EXTRACT PROVIDED:
Training and Implementation Details

All models were implemented in TensorFlow 2, leveraging both CPUs and NVidia K80 GPUs.
Conv2D encoder/decoder filter sizes: [4, 16, 32, 64]
Latent bottleneck dimension: tuned between 16–1024 (trade-off between expressivity and regularization)
TCN dilation rates: exponential scheduling $2^i$ , enabling both short- and long-term skill
Batch size: 16, 64, or 128 for spatial modeling; batch size 1 in temporal modeling to maintain statefulness
Early stopping with checkpointed minimum validation loss
Event definition: target is a binary label indicating whether $M \geq 4.5$ event occurs in the next prediction window

Performance Evaluation and Ablation

A comprehensive benchmarking is performed against 11 alternative models, including fully connected MLPs, standard LSTM architectures, Conv2D + MLP/LSTM/Conv1D, ConvLSTM2D-FC, etc.

Key Results:

EQPred achieves MAE=0.0483, precision=0.9563, recall=0.9016, F1=0.9251, and NSE=0.9323 for $M \geq 4.5$ event prediction—substantially outperforming all baselines.
Conv2D-based autoencoders (even without skip-connections) yield large improvements over MLPs, highlighting the value of spatial locality for plate tectonic pattern mining.
Ablation studies reveal that both skip connections in the spatial encoder and temporal attention in the sequence module independently improve performance, but neither is singularly responsible for EQPred’s gain.
Figure 4: Representative nowcasting output using EQPred; model predicts likelihood of imminent strong earthquake given a full spatiotemporal window of inputs.

Real-World and Scientific Implications

EQPred’s main advance is the explicit joint learning of space and time via domain-specific neural architectures, enabling improved rare event detection over both naively supervised baselines and “black-box” dense neural models that ignore spatial constraints. The method exploits inherent locality of seismic energy release along faults as well as temporal clustering due to aftershock/foreshock sequences—factors which generic LSTM or MLP models cannot leverage.

Practically, the pipeline provides a basis for early-warning in geophysically active regions, supporting real-time operational objectives in hazard assessment and disaster management. For deployment, the system can be continually retrained with streaming data using the rolling-window input formulation, and its compact model footprint allows efficient inference on both cloud and edge platforms.

Strong numerical performance on extreme class imbalance underscores the architecture’s robustness to limited ground truth, though accuracy is likely to saturate for even rarer $M \geq 6$ events or in heterogeneous tectonic settings.

Implementation Considerations and Extensions

The 2D convolutional autoencoder is critical for extracting spatially coherent features; kernel sizes, layer depth, and skip connections should be tuned aggressively to maximize information retention under severe class imbalance.
The TCN module’s dilation hyperparameters control the effective receptive field—models intended for rapid nowcasting (short-lead prediction) versus longer-range forecasting should be configured accordingly.
For large-scale regional modeling, data pipeline parallelization is essential; TensorFlow’s data streaming APIs can be leveraged for continuous batching and online inference.
Extensible design: the current approach models only magnitude and location but could be augmented with auxiliary data (e.g., satellite remote sensing, GPS deformation, geoelectricity) as multi-modal channels for further boost in predictive power.

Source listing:
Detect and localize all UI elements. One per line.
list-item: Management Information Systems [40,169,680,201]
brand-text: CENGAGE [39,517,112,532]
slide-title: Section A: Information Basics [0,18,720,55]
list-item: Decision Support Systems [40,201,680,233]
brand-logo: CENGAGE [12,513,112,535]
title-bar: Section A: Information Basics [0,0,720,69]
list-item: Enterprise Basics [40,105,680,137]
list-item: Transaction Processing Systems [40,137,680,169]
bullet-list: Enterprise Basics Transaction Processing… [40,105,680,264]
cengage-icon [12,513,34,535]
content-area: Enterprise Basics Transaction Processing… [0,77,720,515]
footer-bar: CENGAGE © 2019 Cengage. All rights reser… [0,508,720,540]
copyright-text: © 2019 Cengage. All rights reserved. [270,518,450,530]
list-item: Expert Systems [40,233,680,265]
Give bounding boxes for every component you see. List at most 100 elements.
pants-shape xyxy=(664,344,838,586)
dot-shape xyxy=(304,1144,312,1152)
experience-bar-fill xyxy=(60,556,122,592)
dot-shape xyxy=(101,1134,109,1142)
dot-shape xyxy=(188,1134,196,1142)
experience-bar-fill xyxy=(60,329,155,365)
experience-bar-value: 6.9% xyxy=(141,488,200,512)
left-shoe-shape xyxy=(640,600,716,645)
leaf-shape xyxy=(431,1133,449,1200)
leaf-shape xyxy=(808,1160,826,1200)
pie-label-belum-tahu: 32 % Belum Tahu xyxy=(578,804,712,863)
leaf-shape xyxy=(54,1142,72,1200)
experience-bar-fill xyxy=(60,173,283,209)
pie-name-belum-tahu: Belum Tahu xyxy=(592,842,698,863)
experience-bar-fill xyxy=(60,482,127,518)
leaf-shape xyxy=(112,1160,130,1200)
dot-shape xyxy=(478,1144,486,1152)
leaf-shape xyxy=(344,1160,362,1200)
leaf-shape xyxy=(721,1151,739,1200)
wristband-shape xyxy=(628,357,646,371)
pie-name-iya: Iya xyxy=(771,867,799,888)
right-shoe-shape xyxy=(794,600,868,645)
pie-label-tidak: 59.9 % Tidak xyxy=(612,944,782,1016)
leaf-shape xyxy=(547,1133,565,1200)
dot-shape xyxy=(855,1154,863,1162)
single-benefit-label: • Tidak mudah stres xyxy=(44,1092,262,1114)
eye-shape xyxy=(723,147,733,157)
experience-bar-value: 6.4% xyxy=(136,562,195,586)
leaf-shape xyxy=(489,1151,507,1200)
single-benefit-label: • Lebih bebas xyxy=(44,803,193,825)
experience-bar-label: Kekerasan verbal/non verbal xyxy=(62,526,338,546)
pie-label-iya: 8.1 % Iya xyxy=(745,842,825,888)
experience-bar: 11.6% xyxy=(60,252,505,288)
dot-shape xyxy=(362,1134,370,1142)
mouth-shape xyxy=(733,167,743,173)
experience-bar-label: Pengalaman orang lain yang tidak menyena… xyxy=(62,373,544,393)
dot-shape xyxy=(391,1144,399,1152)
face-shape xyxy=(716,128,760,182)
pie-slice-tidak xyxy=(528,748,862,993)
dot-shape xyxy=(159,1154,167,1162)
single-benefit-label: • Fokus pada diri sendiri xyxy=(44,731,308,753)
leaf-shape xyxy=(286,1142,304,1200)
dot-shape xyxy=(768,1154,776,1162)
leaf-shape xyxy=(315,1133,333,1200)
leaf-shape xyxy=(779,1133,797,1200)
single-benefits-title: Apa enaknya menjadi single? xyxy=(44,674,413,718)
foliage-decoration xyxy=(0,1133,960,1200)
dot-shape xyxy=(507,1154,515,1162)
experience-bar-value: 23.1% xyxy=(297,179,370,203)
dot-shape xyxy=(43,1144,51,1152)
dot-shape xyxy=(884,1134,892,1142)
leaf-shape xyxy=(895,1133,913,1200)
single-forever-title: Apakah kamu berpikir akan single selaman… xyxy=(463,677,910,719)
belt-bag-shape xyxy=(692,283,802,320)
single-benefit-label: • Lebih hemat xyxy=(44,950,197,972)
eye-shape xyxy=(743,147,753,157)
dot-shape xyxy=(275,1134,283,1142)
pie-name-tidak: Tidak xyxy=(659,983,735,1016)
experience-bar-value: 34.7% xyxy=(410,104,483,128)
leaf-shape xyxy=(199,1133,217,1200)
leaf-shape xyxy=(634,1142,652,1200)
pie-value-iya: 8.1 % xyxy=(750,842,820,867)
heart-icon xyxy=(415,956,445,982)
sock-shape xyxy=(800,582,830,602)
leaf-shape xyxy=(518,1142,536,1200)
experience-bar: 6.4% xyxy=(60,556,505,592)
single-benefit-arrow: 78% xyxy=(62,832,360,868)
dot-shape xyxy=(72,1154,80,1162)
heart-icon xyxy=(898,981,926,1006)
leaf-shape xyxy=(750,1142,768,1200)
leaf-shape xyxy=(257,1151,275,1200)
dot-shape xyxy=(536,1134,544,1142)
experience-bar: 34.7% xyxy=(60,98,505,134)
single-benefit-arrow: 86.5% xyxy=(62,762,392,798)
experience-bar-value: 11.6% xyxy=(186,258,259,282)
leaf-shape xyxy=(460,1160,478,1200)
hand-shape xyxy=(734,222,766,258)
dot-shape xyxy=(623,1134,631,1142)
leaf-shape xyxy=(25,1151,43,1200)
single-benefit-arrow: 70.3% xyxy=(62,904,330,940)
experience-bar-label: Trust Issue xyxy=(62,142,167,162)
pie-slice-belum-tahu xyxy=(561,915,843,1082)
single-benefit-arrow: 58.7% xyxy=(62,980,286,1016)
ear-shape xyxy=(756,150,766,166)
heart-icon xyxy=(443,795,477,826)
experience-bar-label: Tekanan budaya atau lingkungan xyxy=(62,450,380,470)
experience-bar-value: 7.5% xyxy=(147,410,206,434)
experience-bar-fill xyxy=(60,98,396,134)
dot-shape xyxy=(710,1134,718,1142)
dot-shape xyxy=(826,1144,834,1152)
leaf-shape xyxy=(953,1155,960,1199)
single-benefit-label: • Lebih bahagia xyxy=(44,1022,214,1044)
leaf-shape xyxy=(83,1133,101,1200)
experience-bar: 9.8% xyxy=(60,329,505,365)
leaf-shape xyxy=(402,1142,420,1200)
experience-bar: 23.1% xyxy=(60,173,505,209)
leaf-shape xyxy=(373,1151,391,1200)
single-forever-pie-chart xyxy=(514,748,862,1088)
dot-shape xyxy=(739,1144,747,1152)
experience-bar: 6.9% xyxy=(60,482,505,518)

THE REQUEST: Render the following sentence from the earthquake prediction extract into Spanish: "All models were implemented in TensorFlow 2, leveraging both CPUs and NVidia K80 GPUs." The source listing is not needed here.

ANSWER FOR THIS EXERCISE: Todos los modelos se implementaron en TensorFlow 2, aprovechando tanto CPU como GPU NVidia K80.